--- Start DATASET EXTRACT ---

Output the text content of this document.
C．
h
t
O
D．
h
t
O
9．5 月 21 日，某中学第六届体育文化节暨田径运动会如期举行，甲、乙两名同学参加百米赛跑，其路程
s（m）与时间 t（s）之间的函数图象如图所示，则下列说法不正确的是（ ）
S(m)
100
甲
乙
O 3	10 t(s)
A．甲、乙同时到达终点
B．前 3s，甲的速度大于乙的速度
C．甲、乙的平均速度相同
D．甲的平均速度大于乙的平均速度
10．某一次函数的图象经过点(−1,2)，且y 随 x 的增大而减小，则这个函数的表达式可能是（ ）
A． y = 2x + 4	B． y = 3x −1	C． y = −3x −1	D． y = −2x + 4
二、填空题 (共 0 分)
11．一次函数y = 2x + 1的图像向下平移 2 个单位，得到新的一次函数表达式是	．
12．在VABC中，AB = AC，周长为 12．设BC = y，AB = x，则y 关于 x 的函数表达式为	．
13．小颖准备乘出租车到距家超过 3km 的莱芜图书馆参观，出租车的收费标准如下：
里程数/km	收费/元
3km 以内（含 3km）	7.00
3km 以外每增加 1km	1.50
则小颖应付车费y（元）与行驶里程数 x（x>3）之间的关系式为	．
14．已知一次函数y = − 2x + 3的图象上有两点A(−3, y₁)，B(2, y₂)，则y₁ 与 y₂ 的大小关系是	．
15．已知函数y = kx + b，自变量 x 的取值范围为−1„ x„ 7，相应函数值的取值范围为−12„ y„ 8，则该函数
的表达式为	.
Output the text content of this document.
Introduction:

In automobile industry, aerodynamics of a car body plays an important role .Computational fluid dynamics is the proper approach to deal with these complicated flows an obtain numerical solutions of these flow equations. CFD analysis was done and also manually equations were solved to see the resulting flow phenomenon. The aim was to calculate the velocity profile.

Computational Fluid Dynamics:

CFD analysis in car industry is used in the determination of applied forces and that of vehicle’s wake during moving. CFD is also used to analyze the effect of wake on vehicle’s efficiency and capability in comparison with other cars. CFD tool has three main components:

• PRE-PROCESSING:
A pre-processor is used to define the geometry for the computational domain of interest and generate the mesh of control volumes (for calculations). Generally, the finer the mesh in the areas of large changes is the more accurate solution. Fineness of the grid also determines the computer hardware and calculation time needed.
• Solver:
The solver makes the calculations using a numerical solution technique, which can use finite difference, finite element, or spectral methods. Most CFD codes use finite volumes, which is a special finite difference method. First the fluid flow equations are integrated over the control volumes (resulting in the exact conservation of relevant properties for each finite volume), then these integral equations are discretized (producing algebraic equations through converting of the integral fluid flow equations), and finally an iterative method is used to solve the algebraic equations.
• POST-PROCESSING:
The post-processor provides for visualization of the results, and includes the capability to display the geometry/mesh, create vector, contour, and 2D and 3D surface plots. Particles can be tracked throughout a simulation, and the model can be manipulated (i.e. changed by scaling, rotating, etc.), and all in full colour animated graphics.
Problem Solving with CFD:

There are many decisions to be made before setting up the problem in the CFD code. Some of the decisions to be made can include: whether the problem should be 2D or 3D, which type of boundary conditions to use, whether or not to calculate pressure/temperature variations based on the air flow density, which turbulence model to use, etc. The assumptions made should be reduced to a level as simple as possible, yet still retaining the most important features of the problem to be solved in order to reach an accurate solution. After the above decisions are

--- End DATASET EXTRACT ---

◆ EXERCISE DESCRIPTION
Write out every line of the records exactly.

◆ RESPONSE TO THE TASK
Output the text content of this document.
C．
h
t
O
D．
h
t
O
9．5 月 21 日，某中学第六届体育文化节暨田径运动会如期举行，甲、乙两名同学参加百米赛跑，其路程
s（m）与时间 t（s）之间的函数图象如图所示，则下列说法不正确的是（ ）
S(m)
100
甲
乙
O 3	10 t(s)
A．甲、乙同时到达终点
B．前 3s，甲的速度大于乙的速度
C．甲、乙的平均速度相同
D．甲的平均速度大于乙的平均速度
10．某一次函数的图象经过点(−1,2)，且y 随 x 的增大而减小，则这个函数的表达式可能是（ ）
A． y = 2x + 4	B． y = 3x −1	C． y = −3x −1	D． y = −2x + 4
二、填空题 (共 0 分)
11．一次函数y = 2x + 1的图像向下平移 2 个单位，得到新的一次函数表达式是	．
12．在VABC中，AB = AC，周长为 12．设BC = y，AB = x，则y 关于 x 的函数表达式为	．
13．小颖准备乘出租车到距家超过 3km 的莱芜图书馆参观，出租车的收费标准如下：
里程数/km	收费/元
3km 以内（含 3km）	7.00
3km 以外每增加 1km	1.50
则小颖应付车费y（元）与行驶里程数 x（x>3）之间的关系式为	．
14．已知一次函数y = − 2x + 3的图象上有两点A(−3, y₁)，B(2, y₂)，则y₁ 与 y₂ 的大小关系是	．
15．已知函数y = kx + b，自变量 x 的取值范围为−1„ x„ 7，相应函数值的取值范围为−12„ y„ 8，则该函数
的表达式为	.
Output the text content of this document.
Introduction:

In automobile industry, aerodynamics of a car body plays an important role .Computational fluid dynamics is the proper approach to deal with these complicated flows an obtain numerical solutions of these flow equations. CFD analysis was done and also manually equations were solved to see the resulting flow phenomenon. The aim was to calculate the velocity profile.

Computational Fluid Dynamics:

CFD analysis in car industry is used in the determination of applied forces and that of vehicle’s wake during moving. CFD is also used to analyze the effect of wake on vehicle’s efficiency and capability in comparison with other cars. CFD tool has three main components:

• PRE-PROCESSING:
A pre-processor is used to define the geometry for the computational domain of interest and generate the mesh of control volumes (for calculations). Generally, the finer the mesh in the areas of large changes is the more accurate solution. Fineness of the grid also determines the computer hardware and calculation time needed.
• Solver:
The solver makes the calculations using a numerical solution technique, which can use finite difference, finite element, or spectral methods. Most CFD codes use finite volumes, which is a special finite difference method. First the fluid flow equations are integrated over the control volumes (resulting in the exact conservation of relevant properties for each finite volume), then these integral equations are discretized (producing algebraic equations through converting of the integral fluid flow equations), and finally an iterative method is used to solve the algebraic equations.
• POST-PROCESSING:
The post-processor provides for visualization of the results, and includes the capability to display the geometry/mesh, create vector, contour, and 2D and 3D surface plots. Particles can be tracked throughout a simulation, and the model can be manipulated (i.e. changed by scaling, rotating, etc.), and all in full colour animated graphics.
Problem Solving with CFD:

There are many decisions to be made before setting up the problem in the CFD code. Some of the decisions to be made can include: whether the problem should be 2D or 3D, which type of boundary conditions to use, whether or not to calculate pressure/temperature variations based on the air flow density, which turbulence model to use, etc. The assumptions made should be reduced to a level as simple as possible, yet still retaining the most important features of the problem to be solved in order to reach an accurate solution. After the above decisions are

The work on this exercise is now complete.